Challenge: Please transcribe the listing below in full and word for word, without its pictures.

Records provided:
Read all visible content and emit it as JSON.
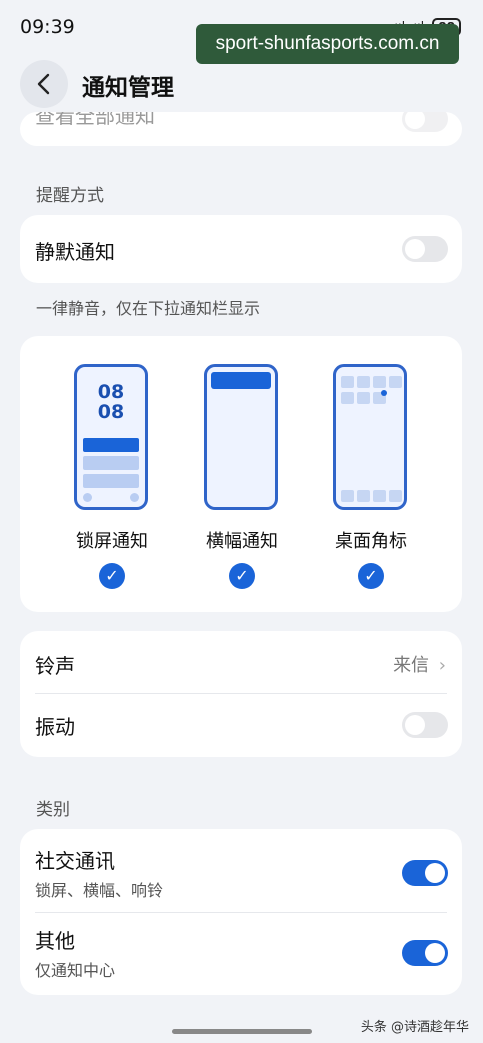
{
  "status_bar": {
    "time": "09:39",
    "signal_text": "·ııl ·ııl",
    "battery": "88"
  },
  "watermark_top": "sport-shunfasports.com.cn",
  "header": {
    "title": "通知管理",
    "back_icon": "chevron-left-icon"
  },
  "partial_row_label": "查看全部通知",
  "reminder": {
    "section_label": "提醒方式",
    "silent_label": "静默通知",
    "silent_on": false,
    "hint": "一律静音，仅在下拉通知栏显示"
  },
  "styles": {
    "lockscreen_time_top": "08",
    "lockscreen_time_bottom": "08",
    "items": [
      {
        "label": "锁屏通知",
        "checked": true
      },
      {
        "label": "横幅通知",
        "checked": true
      },
      {
        "label": "桌面角标",
        "checked": true
      }
    ],
    "check_glyph": "✓"
  },
  "sound": {
    "ringtone_label": "铃声",
    "ringtone_value": "来信",
    "chevron": "›",
    "vibration_label": "振动",
    "vibration_on": false
  },
  "category": {
    "section_label": "类别",
    "items": [
      {
        "label": "社交通讯",
        "sub": "锁屏、横幅、响铃",
        "on": true
      },
      {
        "label": "其他",
        "sub": "仅通知中心",
        "on": true
      }
    ]
  },
  "watermark_bottom": "头条 @诗酒趁年华",
  "colors": {
    "accent": "#1a64d8",
    "background": "#f1f3f7",
    "card": "#ffffff"
  }
}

The solution:
Read all visible content and emit it as JSON.
{
  "status_bar": {
    "time": "09:39",
    "signal_text": "·ııl ·ııl",
    "battery": "88"
  },
  "watermark_top": "sport-shunfasports.com.cn",
  "header": {
    "title": "通知管理",
    "back_icon": "chevron-left-icon"
  },
  "partial_row_label": "查看全部通知",
  "reminder": {
    "section_label": "提醒方式",
    "silent_label": "静默通知",
    "silent_on": false,
    "hint": "一律静音，仅在下拉通知栏显示"
  },
  "styles": {
    "lockscreen_time_top": "08",
    "lockscreen_time_bottom": "08",
    "items": [
      {
        "label": "锁屏通知",
        "checked": true
      },
      {
        "label": "横幅通知",
        "checked": true
      },
      {
        "label": "桌面角标",
        "checked": true
      }
    ],
    "check_glyph": "✓"
  },
  "sound": {
    "ringtone_label": "铃声",
    "ringtone_value": "来信",
    "chevron": "›",
    "vibration_label": "振动",
    "vibration_on": false
  },
  "category": {
    "section_label": "类别",
    "items": [
      {
        "label": "社交通讯",
        "sub": "锁屏、横幅、响铃",
        "on": true
      },
      {
        "label": "其他",
        "sub": "仅通知中心",
        "on": true
      }
    ]
  },
  "watermark_bottom": "头条 @诗酒趁年华",
  "colors": {
    "accent": "#1a64d8",
    "background": "#f1f3f7",
    "card": "#ffffff"
  }
}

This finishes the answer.